• TASK GOAL:
Take every line from the listing below that contains "правах".

--- START SUPPLIED MATERIAL ---

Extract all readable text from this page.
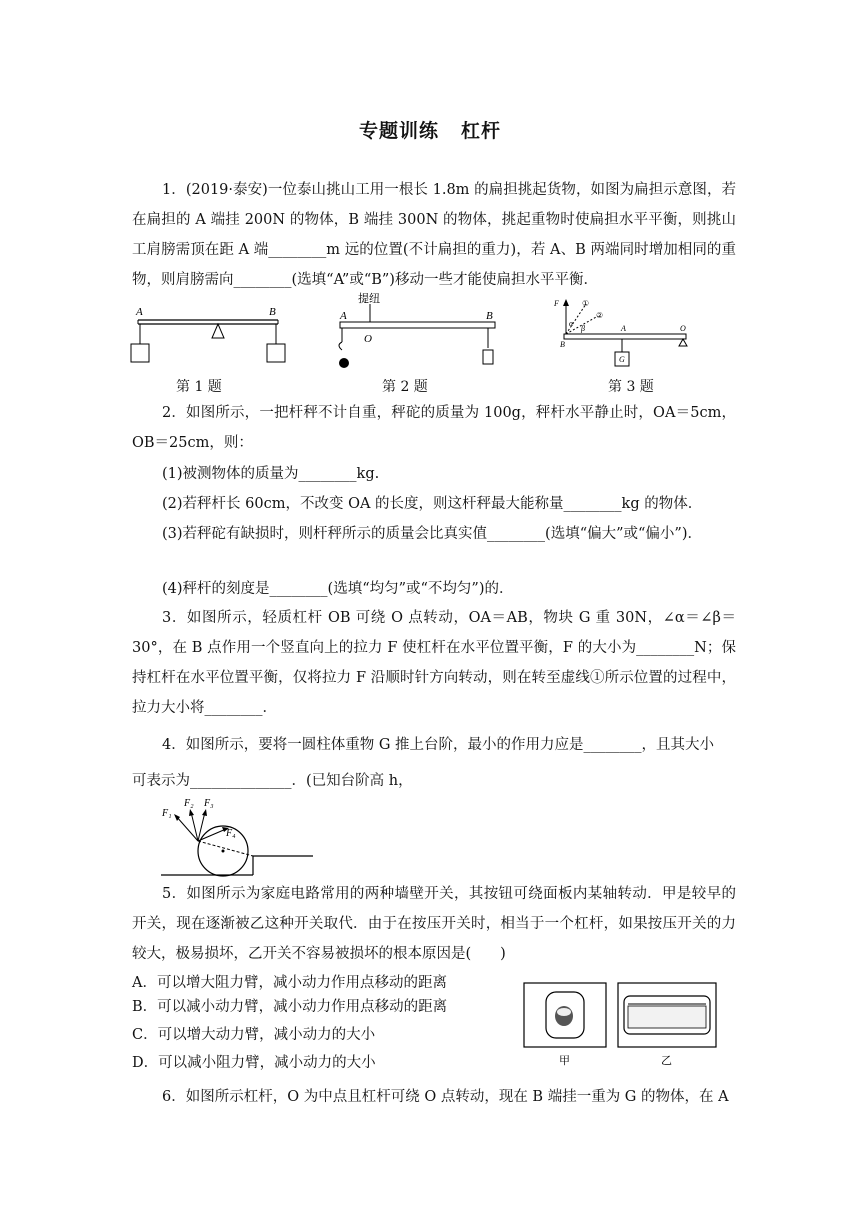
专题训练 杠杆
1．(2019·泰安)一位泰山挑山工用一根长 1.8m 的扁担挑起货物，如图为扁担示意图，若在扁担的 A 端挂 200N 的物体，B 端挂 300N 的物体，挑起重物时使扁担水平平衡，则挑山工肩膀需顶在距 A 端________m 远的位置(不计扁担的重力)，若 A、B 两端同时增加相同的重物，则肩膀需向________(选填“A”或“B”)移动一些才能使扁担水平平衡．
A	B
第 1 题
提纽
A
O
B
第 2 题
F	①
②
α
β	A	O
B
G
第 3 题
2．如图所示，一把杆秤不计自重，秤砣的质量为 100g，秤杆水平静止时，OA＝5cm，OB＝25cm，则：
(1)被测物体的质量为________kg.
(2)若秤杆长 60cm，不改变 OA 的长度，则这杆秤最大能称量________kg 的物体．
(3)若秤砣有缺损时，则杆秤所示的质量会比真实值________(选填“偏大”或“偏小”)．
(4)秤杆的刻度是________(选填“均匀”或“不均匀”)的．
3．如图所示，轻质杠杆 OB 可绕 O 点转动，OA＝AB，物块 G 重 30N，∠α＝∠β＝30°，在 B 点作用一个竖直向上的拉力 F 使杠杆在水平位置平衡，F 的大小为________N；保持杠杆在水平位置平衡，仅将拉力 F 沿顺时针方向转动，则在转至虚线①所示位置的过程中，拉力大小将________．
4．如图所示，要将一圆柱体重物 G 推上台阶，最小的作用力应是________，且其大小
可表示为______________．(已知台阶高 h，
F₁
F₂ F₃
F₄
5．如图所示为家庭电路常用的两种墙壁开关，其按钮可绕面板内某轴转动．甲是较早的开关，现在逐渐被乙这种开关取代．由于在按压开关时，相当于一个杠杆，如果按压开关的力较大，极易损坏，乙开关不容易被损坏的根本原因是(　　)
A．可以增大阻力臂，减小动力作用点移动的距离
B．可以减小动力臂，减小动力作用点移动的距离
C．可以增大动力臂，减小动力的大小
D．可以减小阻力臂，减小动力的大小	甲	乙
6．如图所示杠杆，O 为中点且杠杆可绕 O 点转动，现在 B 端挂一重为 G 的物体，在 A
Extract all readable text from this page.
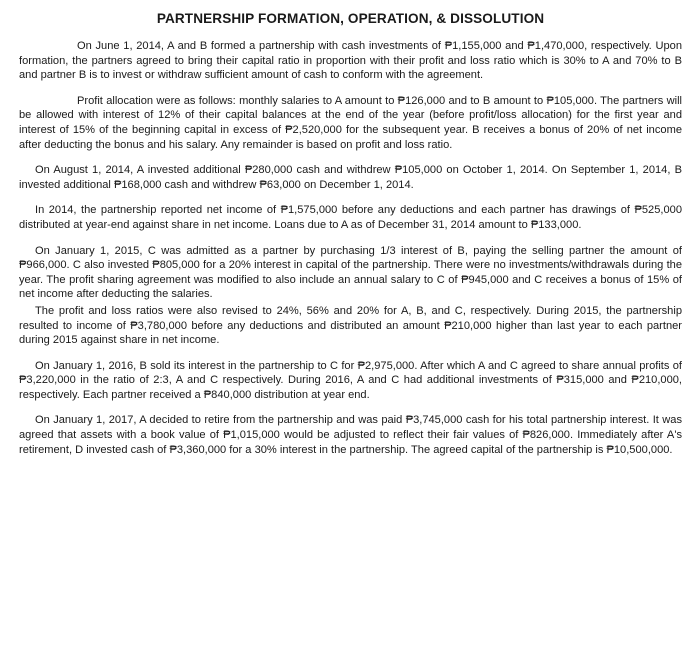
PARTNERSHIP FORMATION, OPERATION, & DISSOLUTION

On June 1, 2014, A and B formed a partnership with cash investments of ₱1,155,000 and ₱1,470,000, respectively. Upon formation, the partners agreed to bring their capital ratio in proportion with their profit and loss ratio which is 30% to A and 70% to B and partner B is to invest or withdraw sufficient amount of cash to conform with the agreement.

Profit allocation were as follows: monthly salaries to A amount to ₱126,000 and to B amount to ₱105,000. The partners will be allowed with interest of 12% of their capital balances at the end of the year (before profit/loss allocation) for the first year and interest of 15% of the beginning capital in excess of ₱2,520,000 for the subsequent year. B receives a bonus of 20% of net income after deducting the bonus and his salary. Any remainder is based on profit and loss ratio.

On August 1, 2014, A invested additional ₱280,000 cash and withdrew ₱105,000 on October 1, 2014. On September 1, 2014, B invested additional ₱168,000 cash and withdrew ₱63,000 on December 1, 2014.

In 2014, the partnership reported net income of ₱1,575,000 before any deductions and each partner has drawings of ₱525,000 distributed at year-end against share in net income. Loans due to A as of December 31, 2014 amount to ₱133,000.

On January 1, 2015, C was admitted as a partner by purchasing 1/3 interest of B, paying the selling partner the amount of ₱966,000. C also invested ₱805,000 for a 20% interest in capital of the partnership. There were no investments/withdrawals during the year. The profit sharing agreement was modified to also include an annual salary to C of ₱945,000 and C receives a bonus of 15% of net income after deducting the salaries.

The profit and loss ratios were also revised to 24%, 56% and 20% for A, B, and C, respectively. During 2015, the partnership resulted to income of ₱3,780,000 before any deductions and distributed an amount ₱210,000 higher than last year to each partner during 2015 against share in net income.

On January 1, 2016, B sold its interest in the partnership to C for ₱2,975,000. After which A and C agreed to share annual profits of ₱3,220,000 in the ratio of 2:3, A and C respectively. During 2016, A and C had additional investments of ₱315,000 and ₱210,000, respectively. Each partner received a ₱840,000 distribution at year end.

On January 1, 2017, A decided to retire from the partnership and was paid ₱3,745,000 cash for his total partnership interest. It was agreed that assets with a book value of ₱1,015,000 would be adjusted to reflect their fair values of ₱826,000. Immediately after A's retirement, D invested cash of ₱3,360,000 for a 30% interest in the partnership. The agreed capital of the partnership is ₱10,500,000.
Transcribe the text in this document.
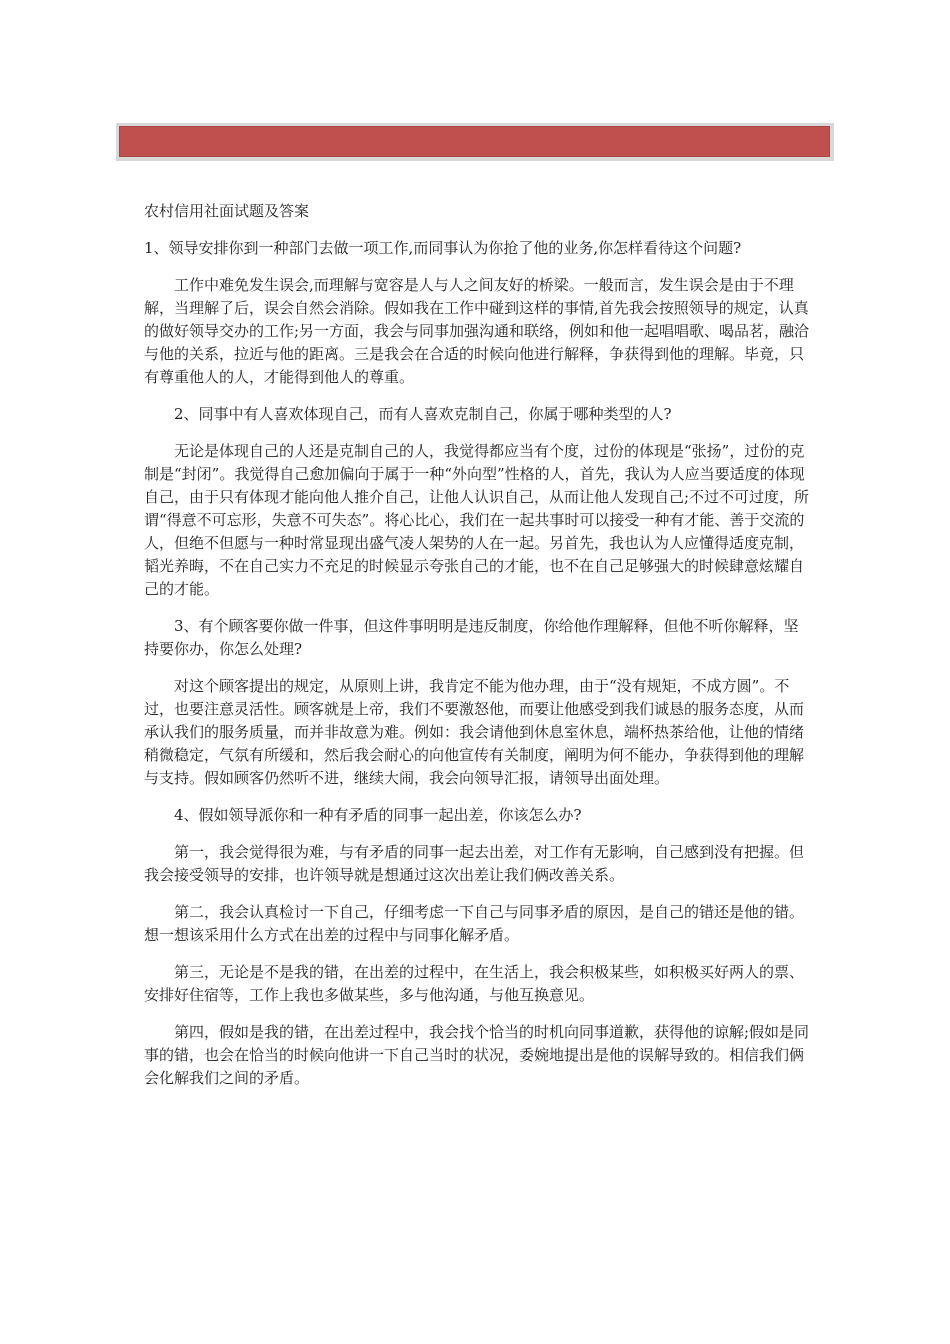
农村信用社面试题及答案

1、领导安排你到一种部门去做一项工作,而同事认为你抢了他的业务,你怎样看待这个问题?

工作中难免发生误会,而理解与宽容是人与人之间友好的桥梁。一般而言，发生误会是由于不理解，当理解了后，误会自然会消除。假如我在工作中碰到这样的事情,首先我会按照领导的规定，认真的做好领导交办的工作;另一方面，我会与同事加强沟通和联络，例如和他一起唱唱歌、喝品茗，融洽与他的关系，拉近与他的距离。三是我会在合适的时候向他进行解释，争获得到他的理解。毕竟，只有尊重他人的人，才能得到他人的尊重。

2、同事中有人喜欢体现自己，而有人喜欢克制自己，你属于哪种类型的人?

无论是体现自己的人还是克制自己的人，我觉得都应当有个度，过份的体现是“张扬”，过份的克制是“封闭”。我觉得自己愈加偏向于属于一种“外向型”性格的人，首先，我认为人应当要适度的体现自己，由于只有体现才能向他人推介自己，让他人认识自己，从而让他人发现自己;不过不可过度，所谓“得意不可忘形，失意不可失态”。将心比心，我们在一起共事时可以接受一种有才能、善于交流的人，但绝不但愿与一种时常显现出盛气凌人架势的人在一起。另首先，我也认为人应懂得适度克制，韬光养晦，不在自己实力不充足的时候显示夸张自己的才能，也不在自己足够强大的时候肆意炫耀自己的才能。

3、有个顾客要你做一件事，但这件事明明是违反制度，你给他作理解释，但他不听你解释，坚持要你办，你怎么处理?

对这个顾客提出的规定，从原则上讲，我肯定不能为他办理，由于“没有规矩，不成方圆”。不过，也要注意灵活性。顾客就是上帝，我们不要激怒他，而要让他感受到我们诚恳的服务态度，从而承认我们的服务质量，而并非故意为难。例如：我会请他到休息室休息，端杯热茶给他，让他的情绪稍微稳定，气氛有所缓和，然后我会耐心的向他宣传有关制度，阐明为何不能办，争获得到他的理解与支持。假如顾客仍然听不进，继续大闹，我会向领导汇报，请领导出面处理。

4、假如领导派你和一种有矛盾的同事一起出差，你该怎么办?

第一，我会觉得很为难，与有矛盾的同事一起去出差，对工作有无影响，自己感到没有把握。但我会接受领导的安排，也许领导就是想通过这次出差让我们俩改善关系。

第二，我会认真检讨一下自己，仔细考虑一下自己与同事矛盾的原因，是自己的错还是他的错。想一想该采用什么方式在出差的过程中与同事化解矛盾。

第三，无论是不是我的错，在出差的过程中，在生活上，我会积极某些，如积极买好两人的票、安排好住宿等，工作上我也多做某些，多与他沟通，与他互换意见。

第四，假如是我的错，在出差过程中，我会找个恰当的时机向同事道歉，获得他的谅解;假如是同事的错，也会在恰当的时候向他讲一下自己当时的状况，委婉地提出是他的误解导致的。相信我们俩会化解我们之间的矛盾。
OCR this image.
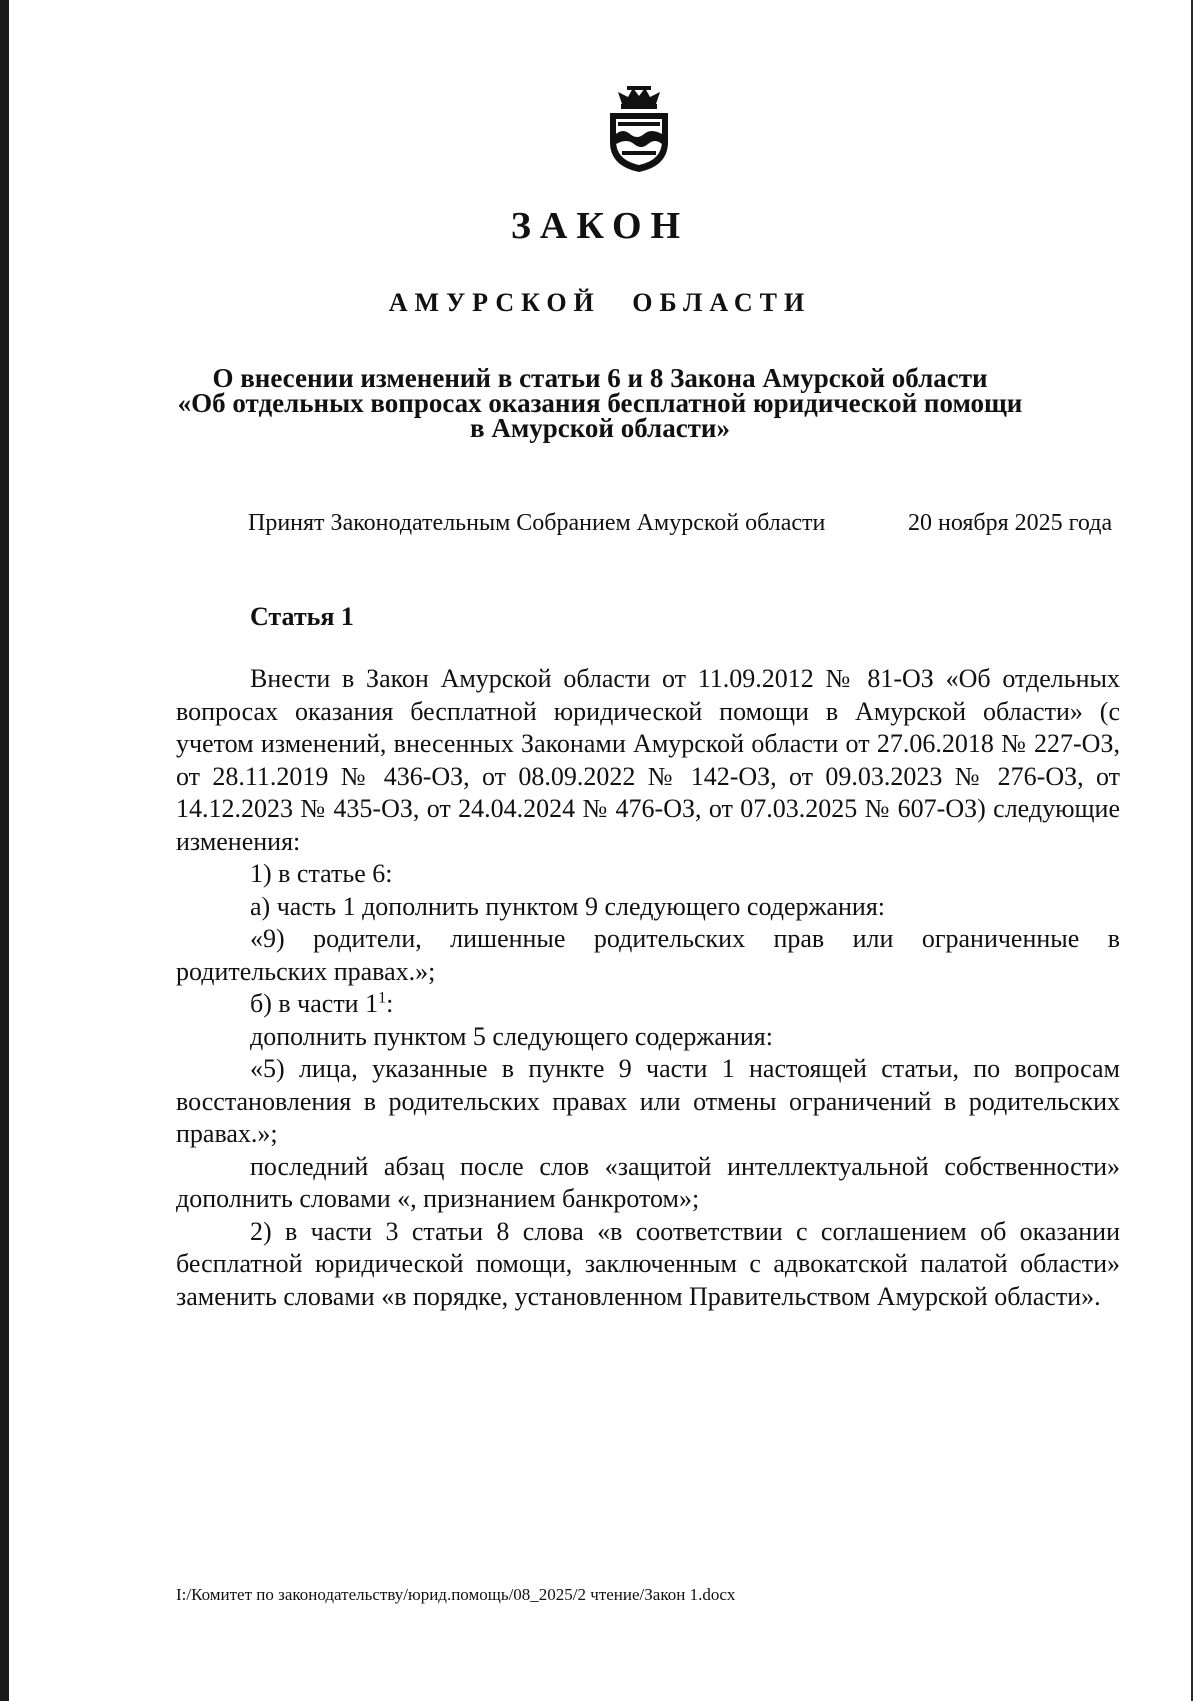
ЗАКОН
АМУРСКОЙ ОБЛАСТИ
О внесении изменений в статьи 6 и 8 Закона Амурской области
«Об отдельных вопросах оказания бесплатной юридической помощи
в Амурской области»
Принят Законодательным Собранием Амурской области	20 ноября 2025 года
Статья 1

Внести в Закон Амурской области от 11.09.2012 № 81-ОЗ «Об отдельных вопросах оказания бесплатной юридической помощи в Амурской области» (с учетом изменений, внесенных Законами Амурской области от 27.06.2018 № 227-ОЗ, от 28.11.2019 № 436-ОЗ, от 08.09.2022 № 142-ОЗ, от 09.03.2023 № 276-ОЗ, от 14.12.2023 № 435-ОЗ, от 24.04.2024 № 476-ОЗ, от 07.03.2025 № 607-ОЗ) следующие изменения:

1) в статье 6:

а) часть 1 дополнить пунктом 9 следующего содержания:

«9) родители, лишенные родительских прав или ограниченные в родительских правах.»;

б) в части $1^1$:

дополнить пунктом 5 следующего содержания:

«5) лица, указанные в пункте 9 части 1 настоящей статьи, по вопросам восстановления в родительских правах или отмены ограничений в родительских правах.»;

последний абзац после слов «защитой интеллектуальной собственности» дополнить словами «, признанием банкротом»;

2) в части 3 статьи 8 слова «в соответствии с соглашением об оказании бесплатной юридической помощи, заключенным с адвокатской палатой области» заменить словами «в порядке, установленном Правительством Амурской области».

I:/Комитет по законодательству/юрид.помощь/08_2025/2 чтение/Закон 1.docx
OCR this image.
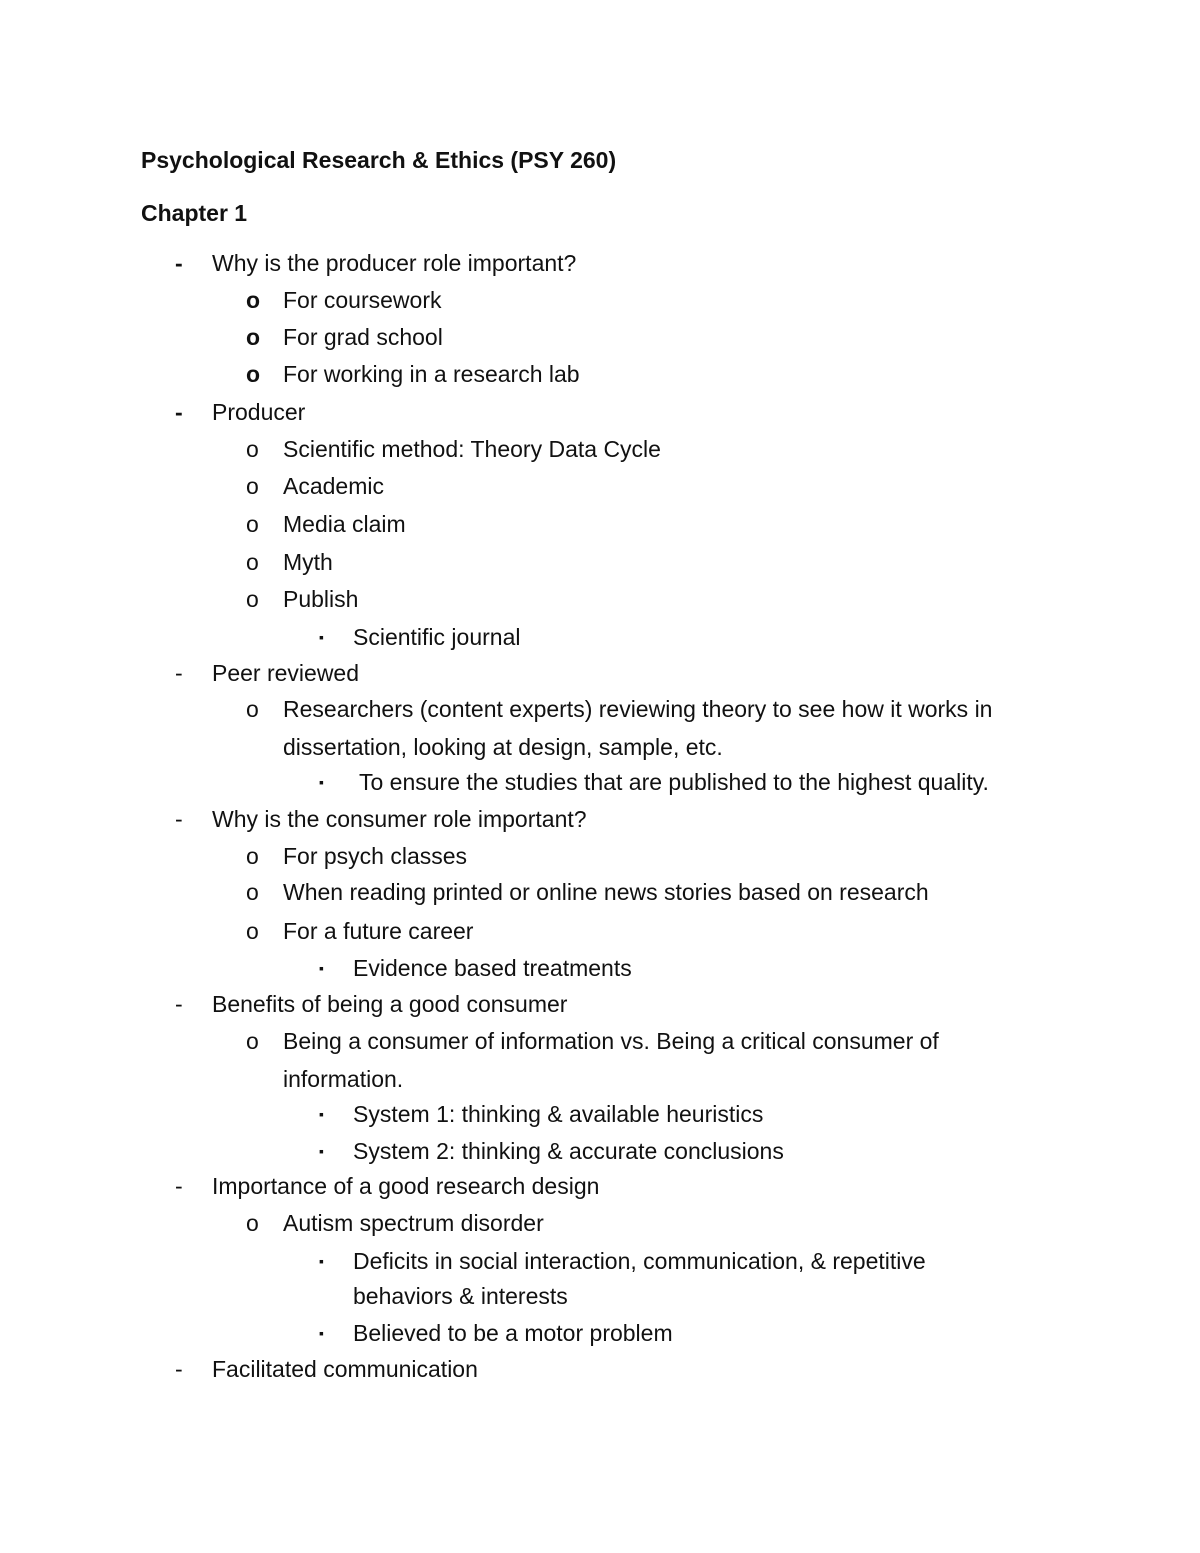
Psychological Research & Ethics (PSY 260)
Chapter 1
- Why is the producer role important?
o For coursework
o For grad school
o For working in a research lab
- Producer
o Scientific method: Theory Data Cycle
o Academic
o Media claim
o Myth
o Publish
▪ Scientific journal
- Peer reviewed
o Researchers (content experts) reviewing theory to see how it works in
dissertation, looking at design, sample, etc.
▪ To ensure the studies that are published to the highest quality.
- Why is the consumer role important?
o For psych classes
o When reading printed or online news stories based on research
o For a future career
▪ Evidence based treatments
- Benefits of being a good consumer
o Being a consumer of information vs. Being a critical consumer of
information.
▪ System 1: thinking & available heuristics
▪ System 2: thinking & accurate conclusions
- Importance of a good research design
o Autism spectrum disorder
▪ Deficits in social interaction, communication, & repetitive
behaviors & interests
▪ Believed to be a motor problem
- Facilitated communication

--- END SUPPLIED MATERIAL ---

• PROBLEM SOLUTION:
«9) родители, лишенные родительских прав или ограниченные в родительских правах.»;
«5) лица, указанные в пункте 9 части 1 настоящей статьи, по вопросам восстановления в родительских правах или отмены ограничений в родительских правах.»;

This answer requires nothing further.